* _Exercise instructions_
Among the records below, find the lines that contain "Einwendung" and copy each of them.
*** Opening Available data ***
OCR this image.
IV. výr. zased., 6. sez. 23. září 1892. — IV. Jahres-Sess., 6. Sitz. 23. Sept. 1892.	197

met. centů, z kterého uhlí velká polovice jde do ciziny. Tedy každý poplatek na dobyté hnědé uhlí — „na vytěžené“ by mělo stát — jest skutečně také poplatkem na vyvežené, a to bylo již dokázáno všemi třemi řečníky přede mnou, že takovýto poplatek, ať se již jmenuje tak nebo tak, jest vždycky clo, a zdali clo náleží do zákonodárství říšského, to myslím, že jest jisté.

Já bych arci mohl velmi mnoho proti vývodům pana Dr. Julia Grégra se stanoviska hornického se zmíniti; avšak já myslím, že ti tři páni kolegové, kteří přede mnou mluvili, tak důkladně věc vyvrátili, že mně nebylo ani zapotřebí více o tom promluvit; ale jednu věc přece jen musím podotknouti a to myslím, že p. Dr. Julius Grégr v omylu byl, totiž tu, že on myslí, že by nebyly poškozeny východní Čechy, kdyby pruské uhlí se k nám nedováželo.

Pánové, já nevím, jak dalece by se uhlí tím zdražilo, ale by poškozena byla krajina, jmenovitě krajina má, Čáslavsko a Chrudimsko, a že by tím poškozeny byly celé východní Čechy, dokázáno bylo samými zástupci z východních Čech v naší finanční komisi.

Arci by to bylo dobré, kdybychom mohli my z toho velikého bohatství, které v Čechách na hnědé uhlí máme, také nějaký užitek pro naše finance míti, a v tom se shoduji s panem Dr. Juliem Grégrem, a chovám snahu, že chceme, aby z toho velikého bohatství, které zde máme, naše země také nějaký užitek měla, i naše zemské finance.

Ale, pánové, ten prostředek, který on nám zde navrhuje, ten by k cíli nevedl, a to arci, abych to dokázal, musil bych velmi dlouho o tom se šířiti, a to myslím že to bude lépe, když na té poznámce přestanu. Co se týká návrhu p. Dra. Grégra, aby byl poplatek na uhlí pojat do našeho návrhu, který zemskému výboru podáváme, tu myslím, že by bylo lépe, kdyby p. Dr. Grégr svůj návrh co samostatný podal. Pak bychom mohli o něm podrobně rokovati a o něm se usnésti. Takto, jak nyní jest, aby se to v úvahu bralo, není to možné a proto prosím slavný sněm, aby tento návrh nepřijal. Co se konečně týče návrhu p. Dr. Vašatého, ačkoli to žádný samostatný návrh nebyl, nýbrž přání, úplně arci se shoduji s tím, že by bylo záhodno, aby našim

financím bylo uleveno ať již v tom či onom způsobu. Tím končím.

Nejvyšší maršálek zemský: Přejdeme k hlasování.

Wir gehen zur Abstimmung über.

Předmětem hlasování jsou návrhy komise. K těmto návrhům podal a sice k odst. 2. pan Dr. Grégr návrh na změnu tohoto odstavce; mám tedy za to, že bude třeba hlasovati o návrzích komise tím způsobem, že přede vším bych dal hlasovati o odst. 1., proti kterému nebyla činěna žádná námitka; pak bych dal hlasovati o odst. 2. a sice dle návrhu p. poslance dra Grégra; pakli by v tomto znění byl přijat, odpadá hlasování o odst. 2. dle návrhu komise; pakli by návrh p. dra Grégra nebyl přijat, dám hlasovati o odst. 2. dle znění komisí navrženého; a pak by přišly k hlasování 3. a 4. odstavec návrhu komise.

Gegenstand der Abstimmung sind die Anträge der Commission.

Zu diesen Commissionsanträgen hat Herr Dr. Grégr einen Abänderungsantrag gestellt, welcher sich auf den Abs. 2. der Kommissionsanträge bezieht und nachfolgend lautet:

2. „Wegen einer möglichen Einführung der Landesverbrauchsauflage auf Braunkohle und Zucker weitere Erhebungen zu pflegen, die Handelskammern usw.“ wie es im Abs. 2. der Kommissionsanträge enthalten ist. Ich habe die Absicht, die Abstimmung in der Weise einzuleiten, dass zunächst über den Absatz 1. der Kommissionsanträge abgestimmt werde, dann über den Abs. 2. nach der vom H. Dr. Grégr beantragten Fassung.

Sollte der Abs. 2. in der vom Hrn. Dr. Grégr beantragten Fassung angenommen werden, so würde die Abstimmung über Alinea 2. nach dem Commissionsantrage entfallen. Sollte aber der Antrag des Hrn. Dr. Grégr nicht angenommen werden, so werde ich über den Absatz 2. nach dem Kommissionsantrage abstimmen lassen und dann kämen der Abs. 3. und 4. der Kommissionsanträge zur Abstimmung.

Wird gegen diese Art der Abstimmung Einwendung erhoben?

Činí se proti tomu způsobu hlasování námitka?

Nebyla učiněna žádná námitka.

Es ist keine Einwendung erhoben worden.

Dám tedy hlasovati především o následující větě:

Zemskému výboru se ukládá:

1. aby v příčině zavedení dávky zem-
*** Closing Available data ***
* _Response for this exercise_
Wird gegen diese Art der Abstimmung Einwendung erhoben?
Es ist keine Einwendung erhoben worden.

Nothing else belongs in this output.